(Figure record listings)
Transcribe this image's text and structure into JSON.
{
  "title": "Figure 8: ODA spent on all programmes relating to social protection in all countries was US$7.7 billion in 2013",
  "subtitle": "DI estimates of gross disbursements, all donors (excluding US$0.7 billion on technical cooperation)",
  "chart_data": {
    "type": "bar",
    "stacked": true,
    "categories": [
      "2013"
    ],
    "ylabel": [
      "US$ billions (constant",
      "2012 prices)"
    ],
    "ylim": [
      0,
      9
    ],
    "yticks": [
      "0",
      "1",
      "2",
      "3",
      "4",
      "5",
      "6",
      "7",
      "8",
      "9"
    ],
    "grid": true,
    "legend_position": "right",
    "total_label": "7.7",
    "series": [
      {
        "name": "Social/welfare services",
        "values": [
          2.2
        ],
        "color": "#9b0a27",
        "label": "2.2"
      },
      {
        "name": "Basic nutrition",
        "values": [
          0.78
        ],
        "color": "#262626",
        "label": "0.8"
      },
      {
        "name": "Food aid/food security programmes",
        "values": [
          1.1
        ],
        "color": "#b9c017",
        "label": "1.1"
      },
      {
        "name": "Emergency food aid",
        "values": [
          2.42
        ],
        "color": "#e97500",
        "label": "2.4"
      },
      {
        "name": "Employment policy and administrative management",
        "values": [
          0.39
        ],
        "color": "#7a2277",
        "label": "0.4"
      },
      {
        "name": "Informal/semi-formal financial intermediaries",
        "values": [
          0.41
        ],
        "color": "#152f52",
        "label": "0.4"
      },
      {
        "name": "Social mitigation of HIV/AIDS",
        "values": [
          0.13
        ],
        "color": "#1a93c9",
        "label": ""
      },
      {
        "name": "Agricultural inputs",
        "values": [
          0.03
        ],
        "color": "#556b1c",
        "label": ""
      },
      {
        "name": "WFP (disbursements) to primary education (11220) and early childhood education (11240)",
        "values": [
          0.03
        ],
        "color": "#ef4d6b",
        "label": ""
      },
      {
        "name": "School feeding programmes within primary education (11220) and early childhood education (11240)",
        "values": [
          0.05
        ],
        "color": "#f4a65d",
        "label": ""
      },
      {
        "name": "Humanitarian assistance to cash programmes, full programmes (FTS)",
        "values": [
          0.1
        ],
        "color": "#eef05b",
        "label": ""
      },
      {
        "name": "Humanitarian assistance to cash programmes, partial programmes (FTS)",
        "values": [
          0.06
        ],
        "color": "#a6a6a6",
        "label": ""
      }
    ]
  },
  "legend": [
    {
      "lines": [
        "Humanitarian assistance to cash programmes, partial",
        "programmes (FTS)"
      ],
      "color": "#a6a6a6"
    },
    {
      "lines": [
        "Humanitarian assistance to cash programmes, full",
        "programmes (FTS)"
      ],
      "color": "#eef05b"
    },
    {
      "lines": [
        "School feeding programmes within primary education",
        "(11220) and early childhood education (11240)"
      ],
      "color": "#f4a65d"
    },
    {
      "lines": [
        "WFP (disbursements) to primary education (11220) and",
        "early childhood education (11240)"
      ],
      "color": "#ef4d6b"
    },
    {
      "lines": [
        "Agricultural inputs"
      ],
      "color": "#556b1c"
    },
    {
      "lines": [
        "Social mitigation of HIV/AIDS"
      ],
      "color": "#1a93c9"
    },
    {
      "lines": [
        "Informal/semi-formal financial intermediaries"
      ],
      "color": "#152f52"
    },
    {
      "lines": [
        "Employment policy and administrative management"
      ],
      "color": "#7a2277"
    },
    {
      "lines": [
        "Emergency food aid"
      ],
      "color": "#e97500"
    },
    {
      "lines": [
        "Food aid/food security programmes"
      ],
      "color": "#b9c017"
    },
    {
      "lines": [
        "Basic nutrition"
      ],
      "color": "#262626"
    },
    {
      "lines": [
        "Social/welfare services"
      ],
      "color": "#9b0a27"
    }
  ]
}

** WHAT THE TASK REQUIRES **
Locate each line with the word "School" and copy it.

** TASK OUTPUT **
        "name": "School feeding programmes within primary education (11220) and early childhood education (11240)",
        "School feeding programmes within primary education",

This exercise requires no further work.